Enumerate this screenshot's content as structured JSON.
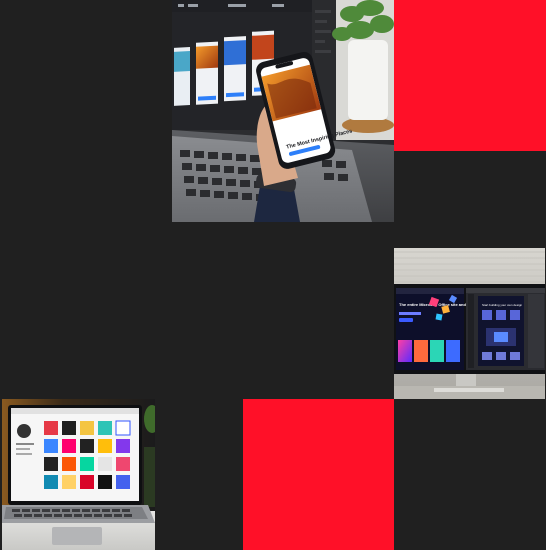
{
  "colors": {
    "background": "#202020",
    "accent_red": "#ff1028"
  },
  "tiles": [
    {
      "name": "photo-laptop-phone-design",
      "kind": "photo"
    },
    {
      "name": "red-block-top-right",
      "kind": "color"
    },
    {
      "name": "photo-dual-monitor-design",
      "kind": "photo"
    },
    {
      "name": "photo-laptop-gallery-grid",
      "kind": "photo"
    },
    {
      "name": "red-block-bottom-center",
      "kind": "color"
    }
  ],
  "photo_text": {
    "phone_headline": "The Most Inspiring Places",
    "monitor_headline": "The entire Microsoft Office site and more are yours",
    "monitor_right_title": "Start building your own design"
  }
}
-=-=-=-=-
* Your instructions: Identify the lines of the entries containing the string "laptop". Copy each such line.

* Completed task:
      "name": "photo-laptop-phone-design",
      "name": "photo-laptop-gallery-grid",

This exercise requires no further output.